Record list
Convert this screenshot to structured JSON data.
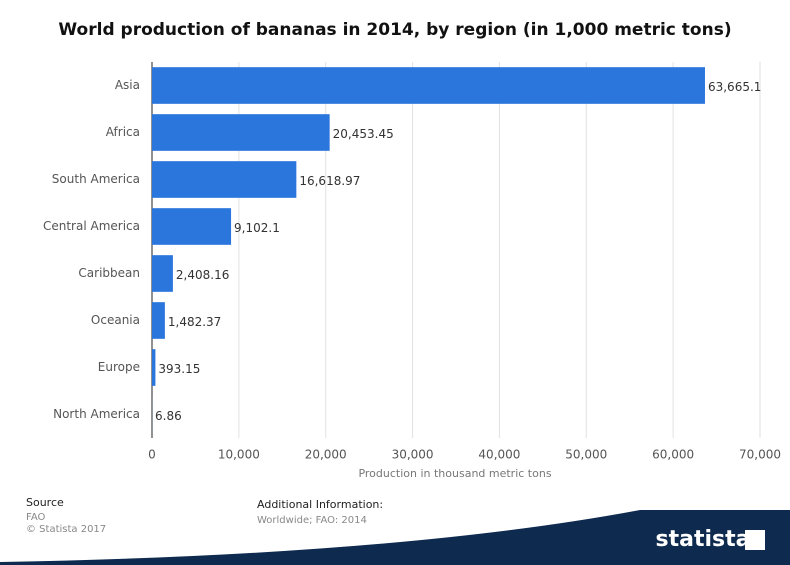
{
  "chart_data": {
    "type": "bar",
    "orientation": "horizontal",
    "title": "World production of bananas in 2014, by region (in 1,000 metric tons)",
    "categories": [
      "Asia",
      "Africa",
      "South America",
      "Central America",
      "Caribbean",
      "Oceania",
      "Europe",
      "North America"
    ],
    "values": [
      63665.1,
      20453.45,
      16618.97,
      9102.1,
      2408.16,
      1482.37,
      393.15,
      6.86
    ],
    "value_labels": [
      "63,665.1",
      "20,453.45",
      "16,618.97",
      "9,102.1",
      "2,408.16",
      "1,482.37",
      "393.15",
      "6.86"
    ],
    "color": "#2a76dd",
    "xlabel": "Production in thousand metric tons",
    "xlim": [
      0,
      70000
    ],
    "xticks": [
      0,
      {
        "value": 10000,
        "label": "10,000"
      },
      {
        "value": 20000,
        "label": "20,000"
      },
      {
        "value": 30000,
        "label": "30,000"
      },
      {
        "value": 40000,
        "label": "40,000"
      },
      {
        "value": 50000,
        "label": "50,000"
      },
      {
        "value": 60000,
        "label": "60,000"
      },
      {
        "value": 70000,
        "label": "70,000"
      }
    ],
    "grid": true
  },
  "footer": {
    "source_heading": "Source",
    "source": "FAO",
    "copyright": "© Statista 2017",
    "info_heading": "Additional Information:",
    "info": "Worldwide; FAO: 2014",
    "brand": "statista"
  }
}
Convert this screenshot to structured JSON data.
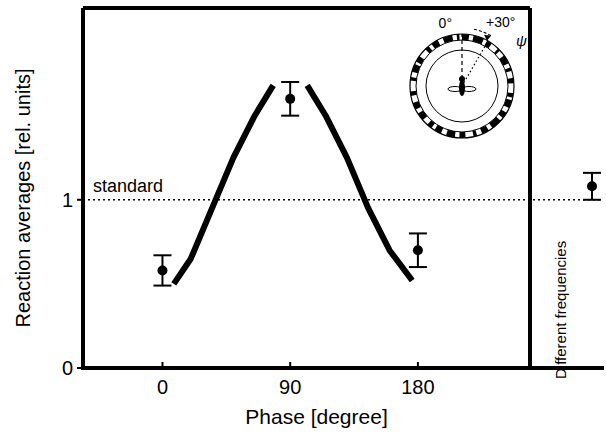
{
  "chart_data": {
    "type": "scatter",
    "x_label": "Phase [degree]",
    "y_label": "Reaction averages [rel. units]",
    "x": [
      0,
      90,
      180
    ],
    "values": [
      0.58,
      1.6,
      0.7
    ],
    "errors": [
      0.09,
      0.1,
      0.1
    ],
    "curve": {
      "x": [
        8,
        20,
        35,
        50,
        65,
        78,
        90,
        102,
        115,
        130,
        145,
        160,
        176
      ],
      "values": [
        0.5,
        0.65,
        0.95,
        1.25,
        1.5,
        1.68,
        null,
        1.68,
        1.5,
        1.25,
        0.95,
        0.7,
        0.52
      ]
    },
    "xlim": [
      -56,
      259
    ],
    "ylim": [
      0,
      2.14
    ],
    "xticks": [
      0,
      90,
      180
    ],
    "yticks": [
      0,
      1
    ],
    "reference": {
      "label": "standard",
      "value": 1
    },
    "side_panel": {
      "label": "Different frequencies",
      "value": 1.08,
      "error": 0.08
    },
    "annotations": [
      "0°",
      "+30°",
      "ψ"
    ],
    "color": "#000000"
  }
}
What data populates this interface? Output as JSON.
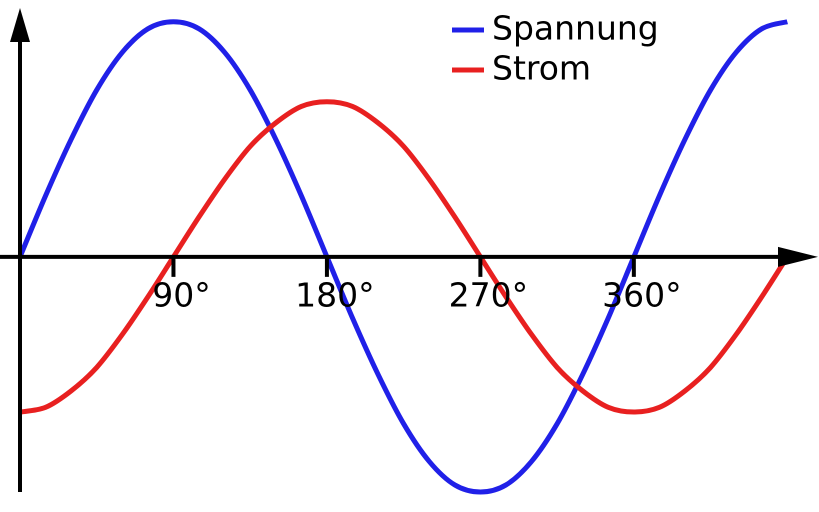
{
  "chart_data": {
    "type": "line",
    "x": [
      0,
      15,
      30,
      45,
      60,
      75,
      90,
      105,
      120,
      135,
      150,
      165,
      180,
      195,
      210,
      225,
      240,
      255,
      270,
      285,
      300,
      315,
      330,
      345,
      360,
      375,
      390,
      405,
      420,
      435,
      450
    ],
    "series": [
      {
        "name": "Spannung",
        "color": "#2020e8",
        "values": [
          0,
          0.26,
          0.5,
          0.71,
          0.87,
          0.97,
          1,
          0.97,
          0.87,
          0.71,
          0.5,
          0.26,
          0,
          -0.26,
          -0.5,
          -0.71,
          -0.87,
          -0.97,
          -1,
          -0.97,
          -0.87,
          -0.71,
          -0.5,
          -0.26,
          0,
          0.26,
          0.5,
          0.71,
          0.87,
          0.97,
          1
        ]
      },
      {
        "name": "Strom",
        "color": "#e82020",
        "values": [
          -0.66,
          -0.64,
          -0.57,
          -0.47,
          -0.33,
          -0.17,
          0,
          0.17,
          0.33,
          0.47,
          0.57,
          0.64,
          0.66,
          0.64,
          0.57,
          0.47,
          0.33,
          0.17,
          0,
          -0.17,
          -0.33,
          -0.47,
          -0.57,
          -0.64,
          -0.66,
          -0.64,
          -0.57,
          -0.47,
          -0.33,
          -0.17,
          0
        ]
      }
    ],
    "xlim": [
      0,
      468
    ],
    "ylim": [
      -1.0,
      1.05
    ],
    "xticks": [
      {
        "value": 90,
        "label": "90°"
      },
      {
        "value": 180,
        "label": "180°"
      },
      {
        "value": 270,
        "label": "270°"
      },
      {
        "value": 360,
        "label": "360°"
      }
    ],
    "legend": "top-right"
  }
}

...

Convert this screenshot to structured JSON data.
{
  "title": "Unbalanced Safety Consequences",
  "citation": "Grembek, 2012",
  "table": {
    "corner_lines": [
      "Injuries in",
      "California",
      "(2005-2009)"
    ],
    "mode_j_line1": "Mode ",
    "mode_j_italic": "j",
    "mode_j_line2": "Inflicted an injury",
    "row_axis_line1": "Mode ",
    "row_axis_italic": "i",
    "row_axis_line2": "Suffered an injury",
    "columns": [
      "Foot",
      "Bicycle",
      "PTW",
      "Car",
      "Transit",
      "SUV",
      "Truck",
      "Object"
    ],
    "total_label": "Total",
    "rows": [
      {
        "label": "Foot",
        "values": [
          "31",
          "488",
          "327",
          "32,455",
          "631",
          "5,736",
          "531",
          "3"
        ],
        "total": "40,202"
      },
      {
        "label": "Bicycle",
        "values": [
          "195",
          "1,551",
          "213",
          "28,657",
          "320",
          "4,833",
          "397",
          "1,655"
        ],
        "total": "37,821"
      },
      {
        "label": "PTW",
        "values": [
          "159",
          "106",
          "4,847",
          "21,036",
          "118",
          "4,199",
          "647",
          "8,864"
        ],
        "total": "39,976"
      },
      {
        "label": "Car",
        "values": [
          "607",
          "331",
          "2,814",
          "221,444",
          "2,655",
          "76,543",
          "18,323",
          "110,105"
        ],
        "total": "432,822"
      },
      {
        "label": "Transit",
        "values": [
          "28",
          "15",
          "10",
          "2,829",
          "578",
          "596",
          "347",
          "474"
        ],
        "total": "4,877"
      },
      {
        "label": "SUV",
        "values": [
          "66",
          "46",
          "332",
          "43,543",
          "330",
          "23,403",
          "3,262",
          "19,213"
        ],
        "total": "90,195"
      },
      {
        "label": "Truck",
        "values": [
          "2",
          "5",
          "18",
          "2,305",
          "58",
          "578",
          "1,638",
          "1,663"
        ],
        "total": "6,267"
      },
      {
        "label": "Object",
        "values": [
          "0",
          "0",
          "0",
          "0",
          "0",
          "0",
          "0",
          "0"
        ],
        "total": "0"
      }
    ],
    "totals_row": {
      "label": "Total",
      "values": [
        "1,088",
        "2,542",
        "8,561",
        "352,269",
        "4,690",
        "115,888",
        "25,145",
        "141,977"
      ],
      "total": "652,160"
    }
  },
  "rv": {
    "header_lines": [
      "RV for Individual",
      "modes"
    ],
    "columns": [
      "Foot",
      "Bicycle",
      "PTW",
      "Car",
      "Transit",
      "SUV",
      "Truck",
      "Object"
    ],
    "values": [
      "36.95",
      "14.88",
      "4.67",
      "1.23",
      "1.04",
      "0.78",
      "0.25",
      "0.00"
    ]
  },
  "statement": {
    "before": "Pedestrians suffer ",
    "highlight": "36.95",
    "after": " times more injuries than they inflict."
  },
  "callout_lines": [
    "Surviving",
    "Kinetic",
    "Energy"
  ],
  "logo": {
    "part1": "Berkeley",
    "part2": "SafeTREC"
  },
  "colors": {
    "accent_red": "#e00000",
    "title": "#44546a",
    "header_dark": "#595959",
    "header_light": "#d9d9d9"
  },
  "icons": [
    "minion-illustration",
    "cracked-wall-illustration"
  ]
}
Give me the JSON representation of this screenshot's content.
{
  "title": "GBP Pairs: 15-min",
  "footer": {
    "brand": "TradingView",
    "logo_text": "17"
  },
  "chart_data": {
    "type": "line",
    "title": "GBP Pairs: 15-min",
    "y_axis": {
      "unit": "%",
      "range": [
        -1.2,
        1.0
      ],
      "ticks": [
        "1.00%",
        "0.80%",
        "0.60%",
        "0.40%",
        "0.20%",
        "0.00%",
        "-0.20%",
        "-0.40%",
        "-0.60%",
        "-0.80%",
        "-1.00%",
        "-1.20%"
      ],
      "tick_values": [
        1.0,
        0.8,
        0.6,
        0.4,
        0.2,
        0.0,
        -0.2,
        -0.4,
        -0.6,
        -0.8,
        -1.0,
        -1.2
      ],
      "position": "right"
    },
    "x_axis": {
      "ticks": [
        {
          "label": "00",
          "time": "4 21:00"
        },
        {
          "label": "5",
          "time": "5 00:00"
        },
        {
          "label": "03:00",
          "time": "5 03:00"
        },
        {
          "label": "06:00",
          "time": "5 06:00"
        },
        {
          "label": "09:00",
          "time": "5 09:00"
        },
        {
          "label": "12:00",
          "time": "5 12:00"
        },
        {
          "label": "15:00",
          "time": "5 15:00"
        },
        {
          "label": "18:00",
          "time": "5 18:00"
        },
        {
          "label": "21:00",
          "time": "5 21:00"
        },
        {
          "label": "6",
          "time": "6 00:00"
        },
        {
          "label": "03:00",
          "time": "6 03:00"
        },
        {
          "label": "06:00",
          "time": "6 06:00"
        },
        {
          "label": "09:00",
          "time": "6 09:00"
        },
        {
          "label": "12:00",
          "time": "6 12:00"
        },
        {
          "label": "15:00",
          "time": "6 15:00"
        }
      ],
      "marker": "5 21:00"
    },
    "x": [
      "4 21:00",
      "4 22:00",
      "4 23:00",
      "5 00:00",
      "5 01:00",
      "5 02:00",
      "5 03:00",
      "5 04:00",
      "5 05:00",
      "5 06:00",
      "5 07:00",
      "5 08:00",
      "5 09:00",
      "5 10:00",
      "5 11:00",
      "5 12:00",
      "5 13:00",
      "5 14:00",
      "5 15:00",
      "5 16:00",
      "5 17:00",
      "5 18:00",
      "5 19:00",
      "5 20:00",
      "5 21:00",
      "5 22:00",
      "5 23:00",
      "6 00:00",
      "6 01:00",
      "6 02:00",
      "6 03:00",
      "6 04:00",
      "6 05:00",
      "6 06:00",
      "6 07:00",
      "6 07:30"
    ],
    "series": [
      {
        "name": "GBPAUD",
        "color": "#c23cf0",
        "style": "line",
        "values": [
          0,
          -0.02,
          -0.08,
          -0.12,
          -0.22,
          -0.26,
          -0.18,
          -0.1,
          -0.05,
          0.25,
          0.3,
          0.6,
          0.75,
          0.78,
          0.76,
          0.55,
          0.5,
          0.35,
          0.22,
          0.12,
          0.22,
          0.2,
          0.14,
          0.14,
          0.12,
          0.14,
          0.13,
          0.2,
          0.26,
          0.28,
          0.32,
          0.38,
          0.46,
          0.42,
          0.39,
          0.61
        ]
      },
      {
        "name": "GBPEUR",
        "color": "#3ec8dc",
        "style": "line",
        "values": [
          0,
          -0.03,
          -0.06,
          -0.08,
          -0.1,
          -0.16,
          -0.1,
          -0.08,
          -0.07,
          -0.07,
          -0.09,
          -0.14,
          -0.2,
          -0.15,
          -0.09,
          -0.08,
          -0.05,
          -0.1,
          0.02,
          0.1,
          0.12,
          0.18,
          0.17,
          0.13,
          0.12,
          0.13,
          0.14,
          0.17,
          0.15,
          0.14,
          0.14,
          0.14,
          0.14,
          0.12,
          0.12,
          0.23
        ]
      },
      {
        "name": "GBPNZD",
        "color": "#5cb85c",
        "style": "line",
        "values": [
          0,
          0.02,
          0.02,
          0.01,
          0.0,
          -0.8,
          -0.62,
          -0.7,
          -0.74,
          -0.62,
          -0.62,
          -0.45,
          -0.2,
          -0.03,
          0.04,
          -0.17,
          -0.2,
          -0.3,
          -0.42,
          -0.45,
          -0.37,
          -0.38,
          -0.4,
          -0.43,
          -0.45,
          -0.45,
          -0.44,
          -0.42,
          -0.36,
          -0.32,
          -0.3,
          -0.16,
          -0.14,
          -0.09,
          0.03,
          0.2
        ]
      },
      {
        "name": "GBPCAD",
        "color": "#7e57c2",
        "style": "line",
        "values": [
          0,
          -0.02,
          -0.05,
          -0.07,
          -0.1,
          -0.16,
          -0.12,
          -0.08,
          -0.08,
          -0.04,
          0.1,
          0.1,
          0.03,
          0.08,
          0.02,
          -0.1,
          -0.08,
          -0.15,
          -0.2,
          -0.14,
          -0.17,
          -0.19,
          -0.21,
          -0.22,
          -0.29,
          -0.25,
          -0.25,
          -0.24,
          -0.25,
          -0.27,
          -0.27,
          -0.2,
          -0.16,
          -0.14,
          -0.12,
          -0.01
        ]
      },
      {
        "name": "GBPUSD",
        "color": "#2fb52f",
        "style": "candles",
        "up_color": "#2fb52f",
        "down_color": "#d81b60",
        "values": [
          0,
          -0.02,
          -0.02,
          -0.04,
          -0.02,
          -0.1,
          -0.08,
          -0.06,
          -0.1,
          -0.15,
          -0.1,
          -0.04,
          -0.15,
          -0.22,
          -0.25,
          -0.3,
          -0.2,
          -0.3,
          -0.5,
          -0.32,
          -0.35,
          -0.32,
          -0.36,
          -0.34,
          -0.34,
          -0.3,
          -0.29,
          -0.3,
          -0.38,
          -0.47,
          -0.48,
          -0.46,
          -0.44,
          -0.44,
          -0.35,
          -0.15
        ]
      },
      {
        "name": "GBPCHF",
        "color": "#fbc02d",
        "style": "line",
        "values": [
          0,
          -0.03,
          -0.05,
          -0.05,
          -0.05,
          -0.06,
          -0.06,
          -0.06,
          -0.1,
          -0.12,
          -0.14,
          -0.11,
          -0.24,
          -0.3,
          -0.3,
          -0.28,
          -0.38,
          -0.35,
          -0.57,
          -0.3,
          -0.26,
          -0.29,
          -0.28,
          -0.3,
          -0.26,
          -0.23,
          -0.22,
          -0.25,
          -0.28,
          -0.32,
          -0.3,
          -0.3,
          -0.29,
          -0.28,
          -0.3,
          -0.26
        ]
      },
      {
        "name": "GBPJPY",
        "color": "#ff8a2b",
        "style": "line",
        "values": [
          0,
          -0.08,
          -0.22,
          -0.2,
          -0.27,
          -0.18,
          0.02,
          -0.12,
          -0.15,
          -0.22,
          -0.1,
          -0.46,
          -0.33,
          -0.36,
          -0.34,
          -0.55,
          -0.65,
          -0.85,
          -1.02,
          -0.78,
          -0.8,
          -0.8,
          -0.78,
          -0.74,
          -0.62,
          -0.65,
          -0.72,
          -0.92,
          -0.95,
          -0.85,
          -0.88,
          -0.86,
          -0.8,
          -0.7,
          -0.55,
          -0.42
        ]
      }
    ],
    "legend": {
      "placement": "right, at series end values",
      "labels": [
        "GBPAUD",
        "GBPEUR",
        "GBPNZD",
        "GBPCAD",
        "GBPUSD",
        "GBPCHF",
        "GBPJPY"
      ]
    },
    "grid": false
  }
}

--

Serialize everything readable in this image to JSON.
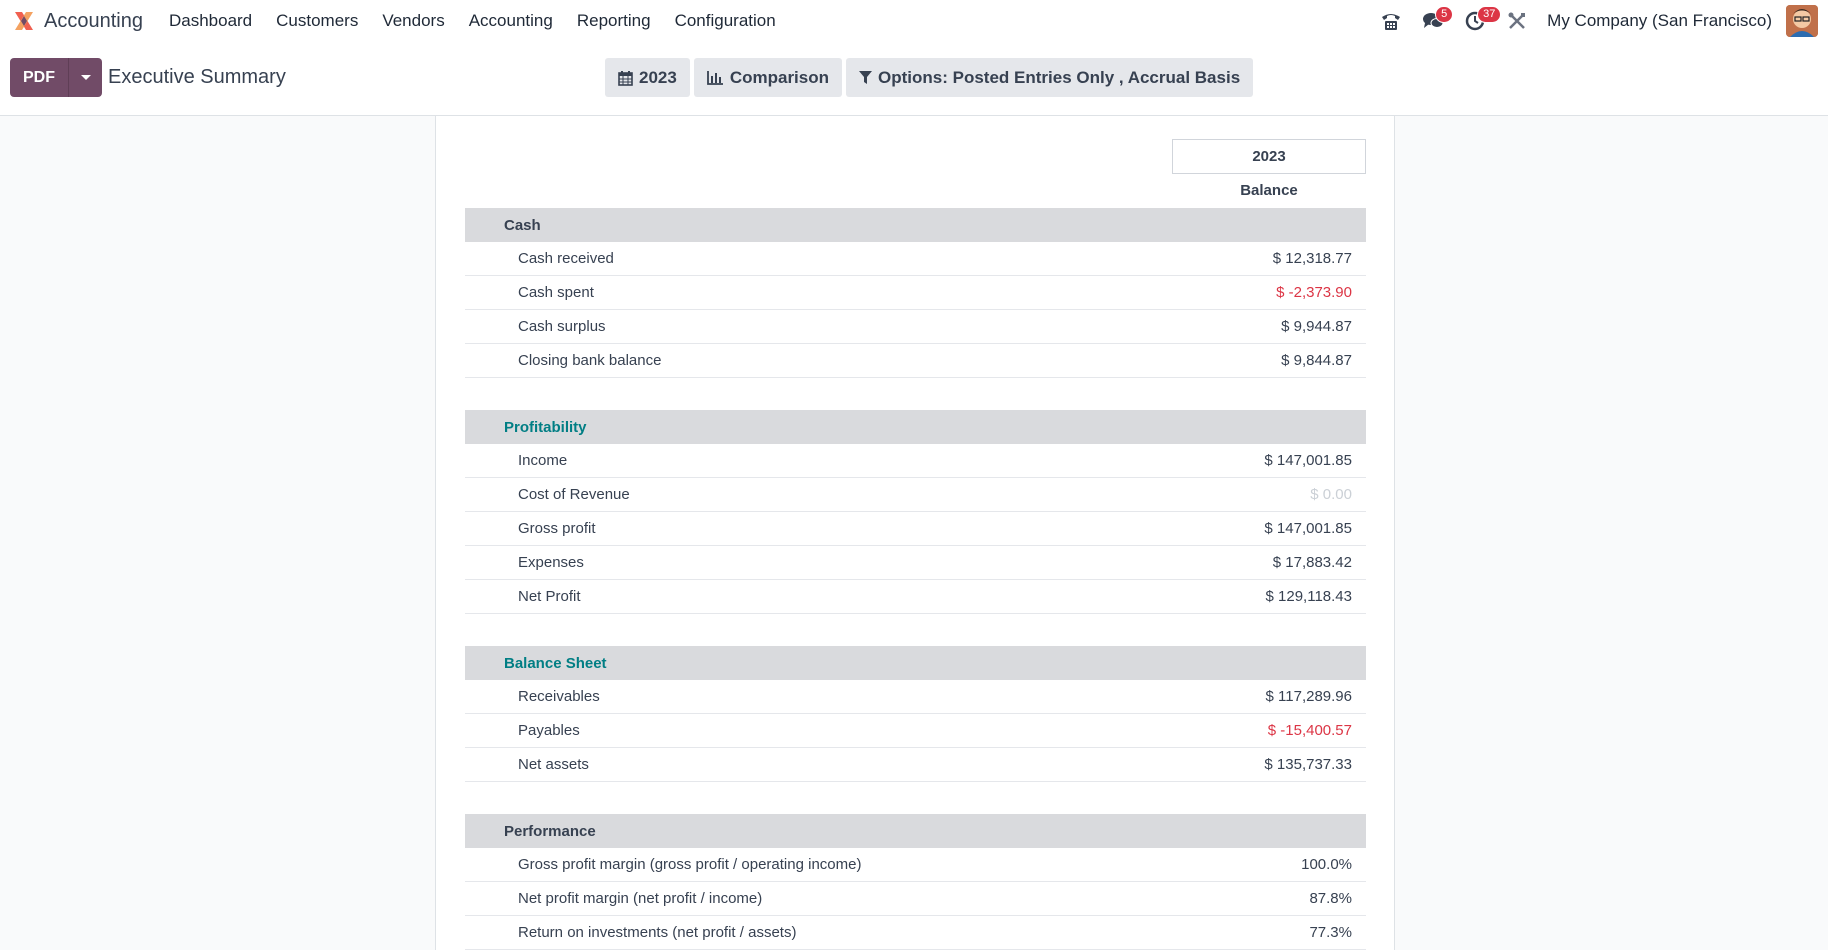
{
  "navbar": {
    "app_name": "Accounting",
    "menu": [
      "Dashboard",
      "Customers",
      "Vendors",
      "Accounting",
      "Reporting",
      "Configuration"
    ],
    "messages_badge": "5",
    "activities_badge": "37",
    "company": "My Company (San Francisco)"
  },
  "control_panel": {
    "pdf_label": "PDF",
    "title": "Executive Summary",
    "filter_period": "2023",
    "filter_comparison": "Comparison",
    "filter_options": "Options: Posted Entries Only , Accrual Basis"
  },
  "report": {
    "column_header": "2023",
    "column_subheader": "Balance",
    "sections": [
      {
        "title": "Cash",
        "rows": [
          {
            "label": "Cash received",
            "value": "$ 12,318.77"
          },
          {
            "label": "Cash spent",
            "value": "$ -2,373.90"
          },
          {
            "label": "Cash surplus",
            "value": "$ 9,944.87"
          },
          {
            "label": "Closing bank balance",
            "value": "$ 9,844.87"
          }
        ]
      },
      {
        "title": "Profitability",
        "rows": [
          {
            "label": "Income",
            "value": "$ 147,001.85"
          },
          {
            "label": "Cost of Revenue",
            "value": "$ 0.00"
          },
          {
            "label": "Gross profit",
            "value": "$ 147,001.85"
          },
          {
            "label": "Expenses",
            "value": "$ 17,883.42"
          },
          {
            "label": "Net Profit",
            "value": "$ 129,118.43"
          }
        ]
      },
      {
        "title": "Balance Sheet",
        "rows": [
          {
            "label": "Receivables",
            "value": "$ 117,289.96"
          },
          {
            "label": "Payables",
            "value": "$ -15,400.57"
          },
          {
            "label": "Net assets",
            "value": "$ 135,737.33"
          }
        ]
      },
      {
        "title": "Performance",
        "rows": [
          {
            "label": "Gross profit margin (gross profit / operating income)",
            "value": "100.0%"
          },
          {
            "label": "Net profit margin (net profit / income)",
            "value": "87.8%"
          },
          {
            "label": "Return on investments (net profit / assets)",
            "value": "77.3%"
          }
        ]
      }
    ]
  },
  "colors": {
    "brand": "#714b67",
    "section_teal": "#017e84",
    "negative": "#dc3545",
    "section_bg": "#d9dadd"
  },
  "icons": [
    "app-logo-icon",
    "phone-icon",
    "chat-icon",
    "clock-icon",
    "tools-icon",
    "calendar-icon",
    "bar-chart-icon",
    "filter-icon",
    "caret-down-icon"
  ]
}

Work required
Find the word "assets" in the material, then list each line that holds it.

Worked answer
            "label": "Net assets",
            "label": "Return on investments (net profit / assets)",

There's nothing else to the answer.